■ PROBLEM TO SOLVE
Output every line of the material exactly, omitting images.

■ ENTRIES

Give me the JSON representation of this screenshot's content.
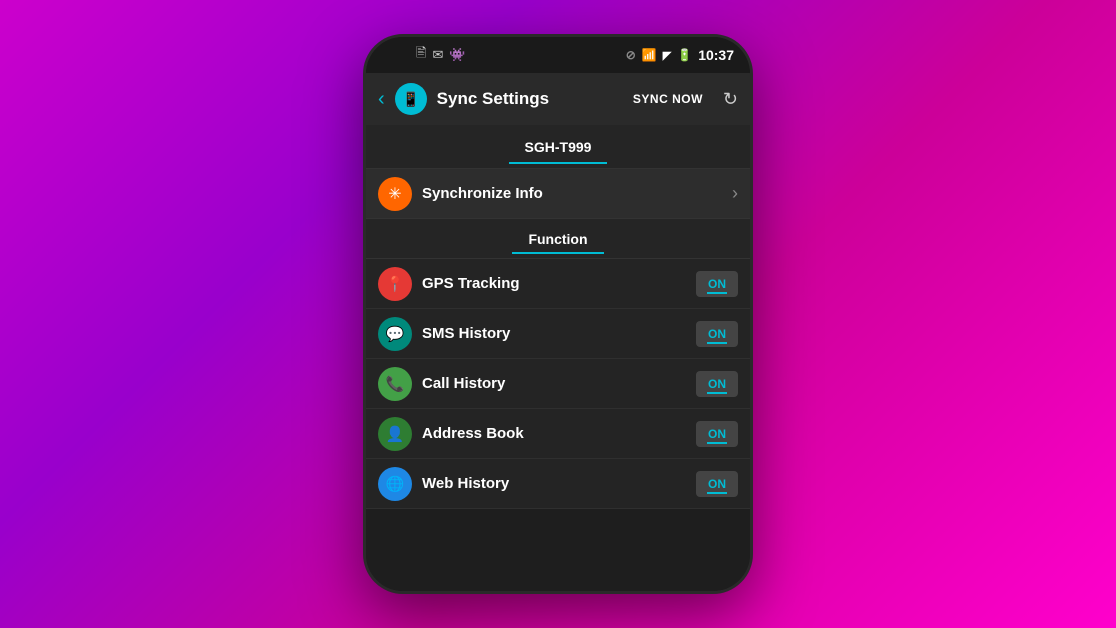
{
  "statusBar": {
    "time": "10:37",
    "leftIcons": [
      "📋",
      "📬",
      "👾"
    ],
    "rightIconNames": [
      "signal-off-icon",
      "wifi-icon",
      "network-icon",
      "battery-icon"
    ]
  },
  "header": {
    "backLabel": "‹",
    "iconSymbol": "📱",
    "title": "Sync Settings",
    "syncNowLabel": "SYNC NOW",
    "refreshIconLabel": "↻"
  },
  "deviceTab": {
    "label": "SGH-T999"
  },
  "synchronizeInfo": {
    "iconSymbol": "✳",
    "label": "Synchronize Info"
  },
  "functionTab": {
    "label": "Function"
  },
  "features": [
    {
      "id": "gps",
      "iconSymbol": "📍",
      "iconColor": "icon-red",
      "label": "GPS Tracking",
      "toggle": "ON"
    },
    {
      "id": "sms",
      "iconSymbol": "💬",
      "iconColor": "icon-teal",
      "label": "SMS History",
      "toggle": "ON"
    },
    {
      "id": "call",
      "iconSymbol": "📞",
      "iconColor": "icon-green",
      "label": "Call History",
      "toggle": "ON"
    },
    {
      "id": "address",
      "iconSymbol": "👤",
      "iconColor": "icon-green2",
      "label": "Address Book",
      "toggle": "ON"
    },
    {
      "id": "web",
      "iconSymbol": "🌐",
      "iconColor": "icon-blue",
      "label": "Web History",
      "toggle": "ON"
    }
  ]
}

■ ANSWER IN FULL
Give me the JSON representation of this screenshot's content.
{
  "statusBar": {
    "time": "10:37",
    "leftIcons": [
      "📋",
      "📬",
      "👾"
    ],
    "rightIconNames": [
      "signal-off-icon",
      "wifi-icon",
      "network-icon",
      "battery-icon"
    ]
  },
  "header": {
    "backLabel": "‹",
    "iconSymbol": "📱",
    "title": "Sync Settings",
    "syncNowLabel": "SYNC NOW",
    "refreshIconLabel": "↻"
  },
  "deviceTab": {
    "label": "SGH-T999"
  },
  "synchronizeInfo": {
    "iconSymbol": "✳",
    "label": "Synchronize Info"
  },
  "functionTab": {
    "label": "Function"
  },
  "features": [
    {
      "id": "gps",
      "iconSymbol": "📍",
      "iconColor": "icon-red",
      "label": "GPS Tracking",
      "toggle": "ON"
    },
    {
      "id": "sms",
      "iconSymbol": "💬",
      "iconColor": "icon-teal",
      "label": "SMS History",
      "toggle": "ON"
    },
    {
      "id": "call",
      "iconSymbol": "📞",
      "iconColor": "icon-green",
      "label": "Call History",
      "toggle": "ON"
    },
    {
      "id": "address",
      "iconSymbol": "👤",
      "iconColor": "icon-green2",
      "label": "Address Book",
      "toggle": "ON"
    },
    {
      "id": "web",
      "iconSymbol": "🌐",
      "iconColor": "icon-blue",
      "label": "Web History",
      "toggle": "ON"
    }
  ]
}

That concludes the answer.